**PROBLEM STATEMENT**
Leaving out every picture, quote the data below exactly as it appears.

**RECORDS FOR THE TASK**
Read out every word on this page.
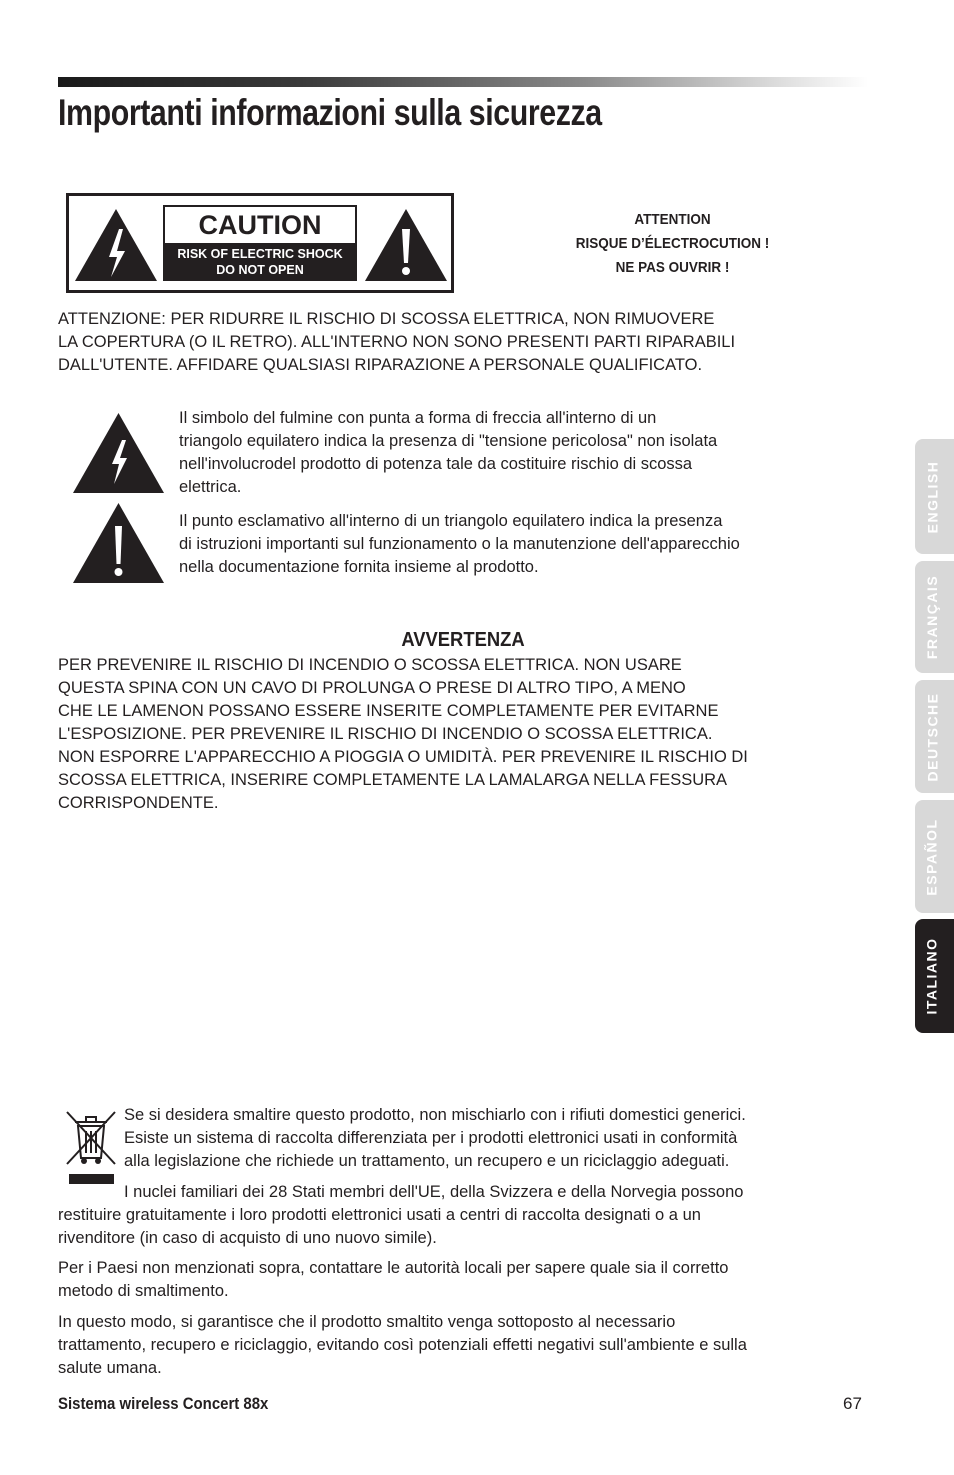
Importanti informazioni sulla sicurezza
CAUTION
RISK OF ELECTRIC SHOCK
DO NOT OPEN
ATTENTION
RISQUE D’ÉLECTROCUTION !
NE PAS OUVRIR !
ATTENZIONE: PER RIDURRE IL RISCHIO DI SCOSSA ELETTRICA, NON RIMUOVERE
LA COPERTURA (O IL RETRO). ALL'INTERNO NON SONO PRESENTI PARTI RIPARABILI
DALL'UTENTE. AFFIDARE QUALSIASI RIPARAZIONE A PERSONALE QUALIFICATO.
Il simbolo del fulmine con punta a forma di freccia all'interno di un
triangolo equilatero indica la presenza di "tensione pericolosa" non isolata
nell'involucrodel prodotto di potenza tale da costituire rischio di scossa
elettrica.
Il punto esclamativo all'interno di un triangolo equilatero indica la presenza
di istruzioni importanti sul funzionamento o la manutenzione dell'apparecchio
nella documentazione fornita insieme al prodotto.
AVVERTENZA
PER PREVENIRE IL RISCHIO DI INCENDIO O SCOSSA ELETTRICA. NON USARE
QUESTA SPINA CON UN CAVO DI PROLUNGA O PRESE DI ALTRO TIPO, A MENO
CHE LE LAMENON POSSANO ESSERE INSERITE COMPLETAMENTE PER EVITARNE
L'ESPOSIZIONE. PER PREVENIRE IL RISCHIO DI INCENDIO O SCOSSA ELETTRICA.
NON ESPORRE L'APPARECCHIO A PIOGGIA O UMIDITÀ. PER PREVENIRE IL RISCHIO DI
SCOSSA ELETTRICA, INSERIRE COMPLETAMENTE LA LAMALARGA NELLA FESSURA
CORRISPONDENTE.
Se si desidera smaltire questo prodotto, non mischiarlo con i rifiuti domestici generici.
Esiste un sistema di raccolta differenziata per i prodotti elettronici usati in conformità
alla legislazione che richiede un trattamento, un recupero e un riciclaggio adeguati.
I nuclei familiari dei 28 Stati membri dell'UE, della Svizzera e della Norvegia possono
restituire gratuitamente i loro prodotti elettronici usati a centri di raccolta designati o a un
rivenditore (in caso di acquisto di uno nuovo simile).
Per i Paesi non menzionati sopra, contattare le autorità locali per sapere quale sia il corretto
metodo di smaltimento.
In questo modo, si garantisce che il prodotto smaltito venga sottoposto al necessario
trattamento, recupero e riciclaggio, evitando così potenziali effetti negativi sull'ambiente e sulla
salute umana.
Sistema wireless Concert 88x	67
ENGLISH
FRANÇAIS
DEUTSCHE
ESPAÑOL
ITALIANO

**TASK SOLUTION**
Read out every word on this page.
Importanti informazioni sulla sicurezza
CAUTION
RISK OF ELECTRIC SHOCK
DO NOT OPEN
ATTENTION
RISQUE D’ÉLECTROCUTION !
NE PAS OUVRIR !
ATTENZIONE: PER RIDURRE IL RISCHIO DI SCOSSA ELETTRICA, NON RIMUOVERE
LA COPERTURA (O IL RETRO). ALL'INTERNO NON SONO PRESENTI PARTI RIPARABILI
DALL'UTENTE. AFFIDARE QUALSIASI RIPARAZIONE A PERSONALE QUALIFICATO.
Il simbolo del fulmine con punta a forma di freccia all'interno di un
triangolo equilatero indica la presenza di "tensione pericolosa" non isolata
nell'involucrodel prodotto di potenza tale da costituire rischio di scossa
elettrica.
Il punto esclamativo all'interno di un triangolo equilatero indica la presenza
di istruzioni importanti sul funzionamento o la manutenzione dell'apparecchio
nella documentazione fornita insieme al prodotto.
AVVERTENZA
PER PREVENIRE IL RISCHIO DI INCENDIO O SCOSSA ELETTRICA. NON USARE
QUESTA SPINA CON UN CAVO DI PROLUNGA O PRESE DI ALTRO TIPO, A MENO
CHE LE LAMENON POSSANO ESSERE INSERITE COMPLETAMENTE PER EVITARNE
L'ESPOSIZIONE. PER PREVENIRE IL RISCHIO DI INCENDIO O SCOSSA ELETTRICA.
NON ESPORRE L'APPARECCHIO A PIOGGIA O UMIDITÀ. PER PREVENIRE IL RISCHIO DI
SCOSSA ELETTRICA, INSERIRE COMPLETAMENTE LA LAMALARGA NELLA FESSURA
CORRISPONDENTE.
Se si desidera smaltire questo prodotto, non mischiarlo con i rifiuti domestici generici.
Esiste un sistema di raccolta differenziata per i prodotti elettronici usati in conformità
alla legislazione che richiede un trattamento, un recupero e un riciclaggio adeguati.
I nuclei familiari dei 28 Stati membri dell'UE, della Svizzera e della Norvegia possono
restituire gratuitamente i loro prodotti elettronici usati a centri di raccolta designati o a un
rivenditore (in caso di acquisto di uno nuovo simile).
Per i Paesi non menzionati sopra, contattare le autorità locali per sapere quale sia il corretto
metodo di smaltimento.
In questo modo, si garantisce che il prodotto smaltito venga sottoposto al necessario
trattamento, recupero e riciclaggio, evitando così potenziali effetti negativi sull'ambiente e sulla
salute umana.
Sistema wireless Concert 88x	67
ENGLISH
FRANÇAIS
DEUTSCHE
ESPAÑOL
ITALIANO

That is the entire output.